Data entries:

=====

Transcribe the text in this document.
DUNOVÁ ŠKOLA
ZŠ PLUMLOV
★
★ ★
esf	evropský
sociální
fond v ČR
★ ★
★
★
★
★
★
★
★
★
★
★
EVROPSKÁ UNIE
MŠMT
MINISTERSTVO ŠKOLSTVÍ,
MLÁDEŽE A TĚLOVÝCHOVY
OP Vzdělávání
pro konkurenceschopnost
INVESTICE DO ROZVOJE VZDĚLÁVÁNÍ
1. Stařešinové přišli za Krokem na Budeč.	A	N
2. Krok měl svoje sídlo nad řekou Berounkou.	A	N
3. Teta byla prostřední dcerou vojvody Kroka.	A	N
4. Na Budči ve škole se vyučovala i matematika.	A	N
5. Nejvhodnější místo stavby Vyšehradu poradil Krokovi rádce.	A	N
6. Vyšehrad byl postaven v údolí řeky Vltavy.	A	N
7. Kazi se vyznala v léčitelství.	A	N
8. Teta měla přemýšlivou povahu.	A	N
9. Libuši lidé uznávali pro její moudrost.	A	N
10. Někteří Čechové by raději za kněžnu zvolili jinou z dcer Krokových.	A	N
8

=====

- CHALLENGE
Can you reproduce all the material exactly?

- COMPLETE OUTPUT
Transcribe the text in this document.
DUNOVÁ ŠKOLA
ZŠ PLUMLOV
★
★ ★
esf	evropský
sociální
fond v ČR
★ ★
★
★
★
★
★
★
★
★
★
★
EVROPSKÁ UNIE
MŠMT
MINISTERSTVO ŠKOLSTVÍ,
MLÁDEŽE A TĚLOVÝCHOVY
OP Vzdělávání
pro konkurenceschopnost
INVESTICE DO ROZVOJE VZDĚLÁVÁNÍ
1. Stařešinové přišli za Krokem na Budeč.	A	N
2. Krok měl svoje sídlo nad řekou Berounkou.	A	N
3. Teta byla prostřední dcerou vojvody Kroka.	A	N
4. Na Budči ve škole se vyučovala i matematika.	A	N
5. Nejvhodnější místo stavby Vyšehradu poradil Krokovi rádce.	A	N
6. Vyšehrad byl postaven v údolí řeky Vltavy.	A	N
7. Kazi se vyznala v léčitelství.	A	N
8. Teta měla přemýšlivou povahu.	A	N
9. Libuši lidé uznávali pro její moudrost.	A	N
10. Někteří Čechové by raději za kněžnu zvolili jinou z dcer Krokových.	A	N
8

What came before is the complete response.